Exercise prompt: Copy out all of the material, matching it word for word.

Extracted entries:

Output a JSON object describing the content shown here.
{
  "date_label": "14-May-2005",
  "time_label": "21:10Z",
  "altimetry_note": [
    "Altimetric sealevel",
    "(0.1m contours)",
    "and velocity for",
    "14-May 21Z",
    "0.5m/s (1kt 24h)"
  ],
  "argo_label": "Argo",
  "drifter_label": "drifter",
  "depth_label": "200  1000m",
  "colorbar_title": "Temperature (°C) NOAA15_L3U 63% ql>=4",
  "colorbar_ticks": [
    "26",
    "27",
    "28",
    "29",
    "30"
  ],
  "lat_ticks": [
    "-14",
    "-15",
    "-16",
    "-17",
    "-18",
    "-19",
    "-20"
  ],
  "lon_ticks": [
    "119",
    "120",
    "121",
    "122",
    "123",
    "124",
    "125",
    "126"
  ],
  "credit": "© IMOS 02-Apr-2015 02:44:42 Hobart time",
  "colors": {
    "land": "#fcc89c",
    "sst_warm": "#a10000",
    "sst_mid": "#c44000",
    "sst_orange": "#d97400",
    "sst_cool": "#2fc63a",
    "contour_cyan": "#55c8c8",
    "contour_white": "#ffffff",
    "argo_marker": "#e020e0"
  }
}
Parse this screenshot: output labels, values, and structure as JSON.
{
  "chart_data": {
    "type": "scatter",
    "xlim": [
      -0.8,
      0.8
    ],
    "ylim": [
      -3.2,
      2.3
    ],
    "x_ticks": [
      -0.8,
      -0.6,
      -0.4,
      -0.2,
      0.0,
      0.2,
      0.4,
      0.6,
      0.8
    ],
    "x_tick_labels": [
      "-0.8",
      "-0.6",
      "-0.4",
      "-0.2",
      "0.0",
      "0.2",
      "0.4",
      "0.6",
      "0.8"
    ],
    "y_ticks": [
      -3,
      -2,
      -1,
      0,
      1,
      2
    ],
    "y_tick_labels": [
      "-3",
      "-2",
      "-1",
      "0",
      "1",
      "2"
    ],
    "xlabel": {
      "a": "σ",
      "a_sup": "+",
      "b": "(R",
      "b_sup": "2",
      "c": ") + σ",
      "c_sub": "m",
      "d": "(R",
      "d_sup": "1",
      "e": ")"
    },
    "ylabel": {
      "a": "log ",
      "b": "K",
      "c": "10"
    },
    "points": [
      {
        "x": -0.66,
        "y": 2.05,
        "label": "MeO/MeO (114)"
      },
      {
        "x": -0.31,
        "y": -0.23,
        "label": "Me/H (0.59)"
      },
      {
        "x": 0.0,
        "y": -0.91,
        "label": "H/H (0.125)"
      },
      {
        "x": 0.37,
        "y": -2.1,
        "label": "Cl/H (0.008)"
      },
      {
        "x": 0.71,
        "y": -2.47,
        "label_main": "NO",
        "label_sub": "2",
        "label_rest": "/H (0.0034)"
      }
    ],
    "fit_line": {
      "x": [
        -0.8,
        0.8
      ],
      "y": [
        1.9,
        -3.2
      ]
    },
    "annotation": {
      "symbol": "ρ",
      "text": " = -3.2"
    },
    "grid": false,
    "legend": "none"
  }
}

Response to the task:
Output a JSON object describing the content shown here.
{
  "date_label": "14-May-2005",
  "time_label": "21:10Z",
  "altimetry_note": [
    "Altimetric sealevel",
    "(0.1m contours)",
    "and velocity for",
    "14-May 21Z",
    "0.5m/s (1kt 24h)"
  ],
  "argo_label": "Argo",
  "drifter_label": "drifter",
  "depth_label": "200  1000m",
  "colorbar_title": "Temperature (°C) NOAA15_L3U 63% ql>=4",
  "colorbar_ticks": [
    "26",
    "27",
    "28",
    "29",
    "30"
  ],
  "lat_ticks": [
    "-14",
    "-15",
    "-16",
    "-17",
    "-18",
    "-19",
    "-20"
  ],
  "lon_ticks": [
    "119",
    "120",
    "121",
    "122",
    "123",
    "124",
    "125",
    "126"
  ],
  "credit": "© IMOS 02-Apr-2015 02:44:42 Hobart time",
  "colors": {
    "land": "#fcc89c",
    "sst_warm": "#a10000",
    "sst_mid": "#c44000",
    "sst_orange": "#d97400",
    "sst_cool": "#2fc63a",
    "contour_cyan": "#55c8c8",
    "contour_white": "#ffffff",
    "argo_marker": "#e020e0"
  }
}
Parse this screenshot: output labels, values, and structure as JSON.
{
  "chart_data": {
    "type": "scatter",
    "xlim": [
      -0.8,
      0.8
    ],
    "ylim": [
      -3.2,
      2.3
    ],
    "x_ticks": [
      -0.8,
      -0.6,
      -0.4,
      -0.2,
      0.0,
      0.2,
      0.4,
      0.6,
      0.8
    ],
    "x_tick_labels": [
      "-0.8",
      "-0.6",
      "-0.4",
      "-0.2",
      "0.0",
      "0.2",
      "0.4",
      "0.6",
      "0.8"
    ],
    "y_ticks": [
      -3,
      -2,
      -1,
      0,
      1,
      2
    ],
    "y_tick_labels": [
      "-3",
      "-2",
      "-1",
      "0",
      "1",
      "2"
    ],
    "xlabel": {
      "a": "σ",
      "a_sup": "+",
      "b": "(R",
      "b_sup": "2",
      "c": ") + σ",
      "c_sub": "m",
      "d": "(R",
      "d_sup": "1",
      "e": ")"
    },
    "ylabel": {
      "a": "log ",
      "b": "K",
      "c": "10"
    },
    "points": [
      {
        "x": -0.66,
        "y": 2.05,
        "label": "MeO/MeO (114)"
      },
      {
        "x": -0.31,
        "y": -0.23,
        "label": "Me/H (0.59)"
      },
      {
        "x": 0.0,
        "y": -0.91,
        "label": "H/H (0.125)"
      },
      {
        "x": 0.37,
        "y": -2.1,
        "label": "Cl/H (0.008)"
      },
      {
        "x": 0.71,
        "y": -2.47,
        "label_main": "NO",
        "label_sub": "2",
        "label_rest": "/H (0.0034)"
      }
    ],
    "fit_line": {
      "x": [
        -0.8,
        0.8
      ],
      "y": [
        1.9,
        -3.2
      ]
    },
    "annotation": {
      "symbol": "ρ",
      "text": " = -3.2"
    },
    "grid": false,
    "legend": "none"
  }
}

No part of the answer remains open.